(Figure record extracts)
::::::::::
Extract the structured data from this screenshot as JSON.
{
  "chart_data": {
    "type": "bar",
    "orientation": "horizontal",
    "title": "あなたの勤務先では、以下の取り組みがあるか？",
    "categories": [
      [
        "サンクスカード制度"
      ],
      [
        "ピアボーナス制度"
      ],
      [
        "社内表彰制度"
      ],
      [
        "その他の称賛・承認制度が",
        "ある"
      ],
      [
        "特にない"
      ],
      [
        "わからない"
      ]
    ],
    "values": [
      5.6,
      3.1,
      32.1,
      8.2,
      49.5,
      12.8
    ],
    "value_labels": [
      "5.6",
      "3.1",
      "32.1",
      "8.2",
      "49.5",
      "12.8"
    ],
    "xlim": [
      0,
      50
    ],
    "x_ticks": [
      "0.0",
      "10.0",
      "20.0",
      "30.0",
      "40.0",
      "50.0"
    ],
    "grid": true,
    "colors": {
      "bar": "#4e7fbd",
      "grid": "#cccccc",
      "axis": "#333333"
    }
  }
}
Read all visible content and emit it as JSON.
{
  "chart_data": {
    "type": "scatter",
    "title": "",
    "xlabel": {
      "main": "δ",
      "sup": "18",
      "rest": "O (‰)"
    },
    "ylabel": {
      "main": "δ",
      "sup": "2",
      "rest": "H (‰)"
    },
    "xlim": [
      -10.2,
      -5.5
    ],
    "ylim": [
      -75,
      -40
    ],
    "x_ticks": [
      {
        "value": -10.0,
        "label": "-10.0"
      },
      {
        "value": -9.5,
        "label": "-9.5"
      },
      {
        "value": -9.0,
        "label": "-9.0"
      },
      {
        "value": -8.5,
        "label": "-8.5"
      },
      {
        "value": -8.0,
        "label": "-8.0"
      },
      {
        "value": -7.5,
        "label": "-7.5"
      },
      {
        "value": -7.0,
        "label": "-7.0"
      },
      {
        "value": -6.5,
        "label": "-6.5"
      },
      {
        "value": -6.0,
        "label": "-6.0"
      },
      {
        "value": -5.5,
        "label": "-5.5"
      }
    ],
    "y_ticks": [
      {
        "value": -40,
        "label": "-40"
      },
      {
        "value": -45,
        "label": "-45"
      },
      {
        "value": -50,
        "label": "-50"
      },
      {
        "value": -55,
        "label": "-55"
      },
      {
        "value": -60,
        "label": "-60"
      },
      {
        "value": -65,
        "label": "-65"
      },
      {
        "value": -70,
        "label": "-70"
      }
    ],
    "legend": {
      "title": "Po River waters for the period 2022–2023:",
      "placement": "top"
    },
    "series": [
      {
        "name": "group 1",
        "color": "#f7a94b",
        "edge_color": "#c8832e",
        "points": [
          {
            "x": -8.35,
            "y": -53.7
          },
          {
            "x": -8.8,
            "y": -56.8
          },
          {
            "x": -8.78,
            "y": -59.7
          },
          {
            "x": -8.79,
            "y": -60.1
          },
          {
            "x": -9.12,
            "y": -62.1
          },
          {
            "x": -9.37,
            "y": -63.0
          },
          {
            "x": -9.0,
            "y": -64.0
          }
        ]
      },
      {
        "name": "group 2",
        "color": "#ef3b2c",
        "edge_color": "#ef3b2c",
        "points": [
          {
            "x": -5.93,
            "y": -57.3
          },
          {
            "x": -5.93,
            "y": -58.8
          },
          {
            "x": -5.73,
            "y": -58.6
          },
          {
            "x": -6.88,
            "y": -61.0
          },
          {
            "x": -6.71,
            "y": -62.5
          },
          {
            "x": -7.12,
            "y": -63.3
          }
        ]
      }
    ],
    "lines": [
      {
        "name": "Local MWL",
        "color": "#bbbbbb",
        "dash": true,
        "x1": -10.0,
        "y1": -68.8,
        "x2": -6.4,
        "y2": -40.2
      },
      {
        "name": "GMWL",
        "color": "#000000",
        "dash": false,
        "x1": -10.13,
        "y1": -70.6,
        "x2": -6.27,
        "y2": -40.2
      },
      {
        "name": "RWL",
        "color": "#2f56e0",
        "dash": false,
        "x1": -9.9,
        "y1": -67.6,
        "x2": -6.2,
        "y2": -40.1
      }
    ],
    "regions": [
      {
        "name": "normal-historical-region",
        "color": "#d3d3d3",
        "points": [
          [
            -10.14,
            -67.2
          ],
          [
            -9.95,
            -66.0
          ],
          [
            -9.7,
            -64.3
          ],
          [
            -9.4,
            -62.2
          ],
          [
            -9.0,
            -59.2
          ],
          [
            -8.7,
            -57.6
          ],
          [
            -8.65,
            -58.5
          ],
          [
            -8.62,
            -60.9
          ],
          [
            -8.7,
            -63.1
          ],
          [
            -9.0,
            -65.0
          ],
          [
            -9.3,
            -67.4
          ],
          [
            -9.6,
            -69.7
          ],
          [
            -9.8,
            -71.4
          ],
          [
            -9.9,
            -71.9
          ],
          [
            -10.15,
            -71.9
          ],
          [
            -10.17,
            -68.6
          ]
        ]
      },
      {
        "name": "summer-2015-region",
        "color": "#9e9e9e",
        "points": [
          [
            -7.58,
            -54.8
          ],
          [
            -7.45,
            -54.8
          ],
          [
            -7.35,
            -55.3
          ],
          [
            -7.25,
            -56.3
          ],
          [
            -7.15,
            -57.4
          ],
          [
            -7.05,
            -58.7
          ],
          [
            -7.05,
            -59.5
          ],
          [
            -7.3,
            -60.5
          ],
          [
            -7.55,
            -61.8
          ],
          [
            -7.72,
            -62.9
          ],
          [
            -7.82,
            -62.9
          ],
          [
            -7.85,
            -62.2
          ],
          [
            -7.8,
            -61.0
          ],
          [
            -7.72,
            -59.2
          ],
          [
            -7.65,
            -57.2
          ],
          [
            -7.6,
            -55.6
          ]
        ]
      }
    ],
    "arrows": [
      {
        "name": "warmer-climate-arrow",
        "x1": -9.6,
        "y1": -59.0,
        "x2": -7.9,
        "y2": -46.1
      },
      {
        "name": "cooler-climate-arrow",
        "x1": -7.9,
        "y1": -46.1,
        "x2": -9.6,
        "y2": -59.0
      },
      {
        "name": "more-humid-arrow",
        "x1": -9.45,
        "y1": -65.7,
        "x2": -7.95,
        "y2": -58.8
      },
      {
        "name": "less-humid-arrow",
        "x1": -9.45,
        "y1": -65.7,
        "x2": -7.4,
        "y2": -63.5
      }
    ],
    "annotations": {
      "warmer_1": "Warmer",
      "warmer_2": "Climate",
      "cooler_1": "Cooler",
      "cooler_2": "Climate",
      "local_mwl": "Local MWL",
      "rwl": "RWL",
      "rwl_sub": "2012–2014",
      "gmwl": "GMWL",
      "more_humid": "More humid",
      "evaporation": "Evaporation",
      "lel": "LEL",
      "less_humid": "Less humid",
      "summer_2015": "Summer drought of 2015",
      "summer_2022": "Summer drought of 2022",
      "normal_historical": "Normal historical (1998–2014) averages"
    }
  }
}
::::::::::
TASK DESCRIPTION: Say the number of lines in the records above that include the string "historical", and no more.

FINISHED ANSWER: 2